** START OF RECORDS FOR THIS EXERCISE **

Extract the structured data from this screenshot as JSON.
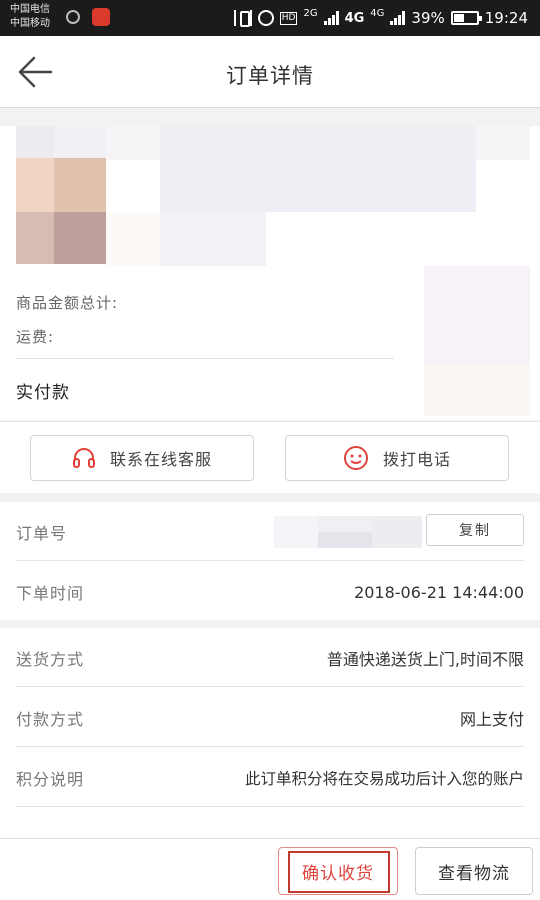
{
  "status_bar": {
    "carrier1": "中国电信",
    "carrier2": "中国移动",
    "hd": "HD",
    "net1": "2G",
    "net2": "4G",
    "net3": "4G",
    "battery": "39%",
    "time": "19:24"
  },
  "header": {
    "title": "订单详情",
    "back_icon": "arrow-left-icon"
  },
  "product": {
    "total_label": "商品金额总计:",
    "shipping_label": "运费:",
    "paid_label": "实付款"
  },
  "actions": {
    "service_label": "联系在线客服",
    "service_icon": "headset-icon",
    "call_label": "拨打电话",
    "call_icon": "smiley-icon",
    "accent": "#e0443d"
  },
  "order": {
    "number_label": "订单号",
    "copy_label": "复制",
    "time_label": "下单时间",
    "time_value": "2018-06-21  14:44:00"
  },
  "delivery": {
    "method_label": "送货方式",
    "method_value": "普通快递送货上门,时间不限",
    "payment_label": "付款方式",
    "payment_value": "网上支付",
    "points_label": "积分说明",
    "points_value": "此订单积分将在交易成功后计入您的账户"
  },
  "bottom": {
    "confirm_label": "确认收货",
    "logistics_label": "查看物流"
  }
}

** END OF RECORDS FOR THIS EXERCISE **

Extract, from the listing above, every line where the string "icon" occurs.

    "back_icon": "arrow-left-icon"
    "service_icon": "headset-icon",
    "call_icon": "smiley-icon",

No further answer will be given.